== To be done ==
A faithful transcription of all the data is required.

# # # #

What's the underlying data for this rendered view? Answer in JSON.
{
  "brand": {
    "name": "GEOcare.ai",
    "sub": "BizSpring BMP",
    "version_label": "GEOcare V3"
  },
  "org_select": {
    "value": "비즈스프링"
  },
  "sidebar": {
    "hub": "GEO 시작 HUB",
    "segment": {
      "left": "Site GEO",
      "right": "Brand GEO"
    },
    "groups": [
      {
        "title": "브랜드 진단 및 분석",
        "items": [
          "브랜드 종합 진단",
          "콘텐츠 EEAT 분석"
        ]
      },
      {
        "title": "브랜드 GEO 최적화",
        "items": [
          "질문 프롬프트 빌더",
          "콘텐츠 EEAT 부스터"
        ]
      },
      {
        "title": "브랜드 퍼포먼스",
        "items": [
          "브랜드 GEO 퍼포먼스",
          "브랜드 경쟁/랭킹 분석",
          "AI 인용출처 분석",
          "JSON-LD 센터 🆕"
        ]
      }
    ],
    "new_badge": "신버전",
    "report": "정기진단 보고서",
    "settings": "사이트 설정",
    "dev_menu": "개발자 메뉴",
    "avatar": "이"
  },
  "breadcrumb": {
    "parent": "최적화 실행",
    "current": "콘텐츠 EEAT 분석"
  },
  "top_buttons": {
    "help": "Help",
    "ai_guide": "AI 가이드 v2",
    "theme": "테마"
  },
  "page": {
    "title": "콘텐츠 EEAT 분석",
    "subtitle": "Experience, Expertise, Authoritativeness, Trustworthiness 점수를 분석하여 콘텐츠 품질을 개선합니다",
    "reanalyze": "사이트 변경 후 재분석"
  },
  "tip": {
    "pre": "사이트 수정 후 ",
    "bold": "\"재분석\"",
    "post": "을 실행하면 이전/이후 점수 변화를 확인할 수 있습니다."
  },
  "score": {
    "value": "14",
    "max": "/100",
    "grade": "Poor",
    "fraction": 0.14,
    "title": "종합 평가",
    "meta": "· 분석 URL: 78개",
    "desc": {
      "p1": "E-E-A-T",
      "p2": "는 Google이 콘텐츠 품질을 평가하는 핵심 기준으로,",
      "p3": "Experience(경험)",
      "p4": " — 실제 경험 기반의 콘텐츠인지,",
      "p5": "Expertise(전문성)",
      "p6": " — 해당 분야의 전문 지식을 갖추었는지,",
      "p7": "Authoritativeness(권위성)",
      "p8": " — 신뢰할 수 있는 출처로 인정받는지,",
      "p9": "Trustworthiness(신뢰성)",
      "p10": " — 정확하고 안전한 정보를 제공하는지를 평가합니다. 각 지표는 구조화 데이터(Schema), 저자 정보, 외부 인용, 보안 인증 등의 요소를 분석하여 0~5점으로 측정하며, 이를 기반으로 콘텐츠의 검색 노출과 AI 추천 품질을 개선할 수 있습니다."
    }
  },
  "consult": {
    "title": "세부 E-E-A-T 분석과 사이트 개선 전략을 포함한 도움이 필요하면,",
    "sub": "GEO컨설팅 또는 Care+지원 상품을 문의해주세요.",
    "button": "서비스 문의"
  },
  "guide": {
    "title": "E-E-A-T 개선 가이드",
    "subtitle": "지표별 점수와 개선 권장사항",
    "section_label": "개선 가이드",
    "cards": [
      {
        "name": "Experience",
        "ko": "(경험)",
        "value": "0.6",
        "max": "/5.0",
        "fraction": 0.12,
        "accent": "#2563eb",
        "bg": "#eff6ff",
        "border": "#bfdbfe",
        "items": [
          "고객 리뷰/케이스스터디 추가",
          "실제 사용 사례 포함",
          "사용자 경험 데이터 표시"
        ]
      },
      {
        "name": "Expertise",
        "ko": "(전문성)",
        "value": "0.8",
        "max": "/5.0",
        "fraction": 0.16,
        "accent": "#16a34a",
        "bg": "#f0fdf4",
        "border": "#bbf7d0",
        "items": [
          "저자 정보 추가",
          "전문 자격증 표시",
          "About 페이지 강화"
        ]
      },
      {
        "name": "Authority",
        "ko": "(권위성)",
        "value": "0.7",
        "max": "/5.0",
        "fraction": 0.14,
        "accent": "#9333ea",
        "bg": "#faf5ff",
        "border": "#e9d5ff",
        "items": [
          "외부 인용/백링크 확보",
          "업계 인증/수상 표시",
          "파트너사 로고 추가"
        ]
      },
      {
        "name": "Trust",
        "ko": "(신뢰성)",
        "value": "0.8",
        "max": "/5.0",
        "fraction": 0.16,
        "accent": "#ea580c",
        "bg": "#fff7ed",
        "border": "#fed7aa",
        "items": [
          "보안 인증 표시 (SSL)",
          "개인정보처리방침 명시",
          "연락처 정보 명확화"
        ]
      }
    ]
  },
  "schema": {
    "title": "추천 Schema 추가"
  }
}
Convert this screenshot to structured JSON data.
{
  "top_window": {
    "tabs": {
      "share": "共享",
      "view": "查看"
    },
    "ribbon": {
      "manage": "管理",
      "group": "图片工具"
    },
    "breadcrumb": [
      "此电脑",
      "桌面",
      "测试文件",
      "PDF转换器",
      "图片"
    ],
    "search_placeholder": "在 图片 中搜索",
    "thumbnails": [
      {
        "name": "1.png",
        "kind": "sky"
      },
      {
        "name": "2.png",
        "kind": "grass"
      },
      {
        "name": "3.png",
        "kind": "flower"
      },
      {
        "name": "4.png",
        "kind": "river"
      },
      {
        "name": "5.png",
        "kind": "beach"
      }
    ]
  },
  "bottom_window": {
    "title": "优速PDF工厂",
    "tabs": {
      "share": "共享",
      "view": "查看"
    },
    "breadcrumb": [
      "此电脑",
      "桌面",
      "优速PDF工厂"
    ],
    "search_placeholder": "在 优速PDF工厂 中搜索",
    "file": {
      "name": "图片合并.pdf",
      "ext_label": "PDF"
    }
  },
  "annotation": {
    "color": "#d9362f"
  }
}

# # # #

== Solved problem ==
What's the underlying data for this rendered view? Answer in JSON.
{
  "brand": {
    "name": "GEOcare.ai",
    "sub": "BizSpring BMP",
    "version_label": "GEOcare V3"
  },
  "org_select": {
    "value": "비즈스프링"
  },
  "sidebar": {
    "hub": "GEO 시작 HUB",
    "segment": {
      "left": "Site GEO",
      "right": "Brand GEO"
    },
    "groups": [
      {
        "title": "브랜드 진단 및 분석",
        "items": [
          "브랜드 종합 진단",
          "콘텐츠 EEAT 분석"
        ]
      },
      {
        "title": "브랜드 GEO 최적화",
        "items": [
          "질문 프롬프트 빌더",
          "콘텐츠 EEAT 부스터"
        ]
      },
      {
        "title": "브랜드 퍼포먼스",
        "items": [
          "브랜드 GEO 퍼포먼스",
          "브랜드 경쟁/랭킹 분석",
          "AI 인용출처 분석",
          "JSON-LD 센터 🆕"
        ]
      }
    ],
    "new_badge": "신버전",
    "report": "정기진단 보고서",
    "settings": "사이트 설정",
    "dev_menu": "개발자 메뉴",
    "avatar": "이"
  },
  "breadcrumb": {
    "parent": "최적화 실행",
    "current": "콘텐츠 EEAT 분석"
  },
  "top_buttons": {
    "help": "Help",
    "ai_guide": "AI 가이드 v2",
    "theme": "테마"
  },
  "page": {
    "title": "콘텐츠 EEAT 분석",
    "subtitle": "Experience, Expertise, Authoritativeness, Trustworthiness 점수를 분석하여 콘텐츠 품질을 개선합니다",
    "reanalyze": "사이트 변경 후 재분석"
  },
  "tip": {
    "pre": "사이트 수정 후 ",
    "bold": "\"재분석\"",
    "post": "을 실행하면 이전/이후 점수 변화를 확인할 수 있습니다."
  },
  "score": {
    "value": "14",
    "max": "/100",
    "grade": "Poor",
    "fraction": 0.14,
    "title": "종합 평가",
    "meta": "· 분석 URL: 78개",
    "desc": {
      "p1": "E-E-A-T",
      "p2": "는 Google이 콘텐츠 품질을 평가하는 핵심 기준으로,",
      "p3": "Experience(경험)",
      "p4": " — 실제 경험 기반의 콘텐츠인지,",
      "p5": "Expertise(전문성)",
      "p6": " — 해당 분야의 전문 지식을 갖추었는지,",
      "p7": "Authoritativeness(권위성)",
      "p8": " — 신뢰할 수 있는 출처로 인정받는지,",
      "p9": "Trustworthiness(신뢰성)",
      "p10": " — 정확하고 안전한 정보를 제공하는지를 평가합니다. 각 지표는 구조화 데이터(Schema), 저자 정보, 외부 인용, 보안 인증 등의 요소를 분석하여 0~5점으로 측정하며, 이를 기반으로 콘텐츠의 검색 노출과 AI 추천 품질을 개선할 수 있습니다."
    }
  },
  "consult": {
    "title": "세부 E-E-A-T 분석과 사이트 개선 전략을 포함한 도움이 필요하면,",
    "sub": "GEO컨설팅 또는 Care+지원 상품을 문의해주세요.",
    "button": "서비스 문의"
  },
  "guide": {
    "title": "E-E-A-T 개선 가이드",
    "subtitle": "지표별 점수와 개선 권장사항",
    "section_label": "개선 가이드",
    "cards": [
      {
        "name": "Experience",
        "ko": "(경험)",
        "value": "0.6",
        "max": "/5.0",
        "fraction": 0.12,
        "accent": "#2563eb",
        "bg": "#eff6ff",
        "border": "#bfdbfe",
        "items": [
          "고객 리뷰/케이스스터디 추가",
          "실제 사용 사례 포함",
          "사용자 경험 데이터 표시"
        ]
      },
      {
        "name": "Expertise",
        "ko": "(전문성)",
        "value": "0.8",
        "max": "/5.0",
        "fraction": 0.16,
        "accent": "#16a34a",
        "bg": "#f0fdf4",
        "border": "#bbf7d0",
        "items": [
          "저자 정보 추가",
          "전문 자격증 표시",
          "About 페이지 강화"
        ]
      },
      {
        "name": "Authority",
        "ko": "(권위성)",
        "value": "0.7",
        "max": "/5.0",
        "fraction": 0.14,
        "accent": "#9333ea",
        "bg": "#faf5ff",
        "border": "#e9d5ff",
        "items": [
          "외부 인용/백링크 확보",
          "업계 인증/수상 표시",
          "파트너사 로고 추가"
        ]
      },
      {
        "name": "Trust",
        "ko": "(신뢰성)",
        "value": "0.8",
        "max": "/5.0",
        "fraction": 0.16,
        "accent": "#ea580c",
        "bg": "#fff7ed",
        "border": "#fed7aa",
        "items": [
          "보안 인증 표시 (SSL)",
          "개인정보처리방침 명시",
          "연락처 정보 명확화"
        ]
      }
    ]
  },
  "schema": {
    "title": "추천 Schema 추가"
  }
}
Convert this screenshot to structured JSON data.
{
  "top_window": {
    "tabs": {
      "share": "共享",
      "view": "查看"
    },
    "ribbon": {
      "manage": "管理",
      "group": "图片工具"
    },
    "breadcrumb": [
      "此电脑",
      "桌面",
      "测试文件",
      "PDF转换器",
      "图片"
    ],
    "search_placeholder": "在 图片 中搜索",
    "thumbnails": [
      {
        "name": "1.png",
        "kind": "sky"
      },
      {
        "name": "2.png",
        "kind": "grass"
      },
      {
        "name": "3.png",
        "kind": "flower"
      },
      {
        "name": "4.png",
        "kind": "river"
      },
      {
        "name": "5.png",
        "kind": "beach"
      }
    ]
  },
  "bottom_window": {
    "title": "优速PDF工厂",
    "tabs": {
      "share": "共享",
      "view": "查看"
    },
    "breadcrumb": [
      "此电脑",
      "桌面",
      "优速PDF工厂"
    ],
    "search_placeholder": "在 优速PDF工厂 中搜索",
    "file": {
      "name": "图片合并.pdf",
      "ext_label": "PDF"
    }
  },
  "annotation": {
    "color": "#d9362f"
  }
}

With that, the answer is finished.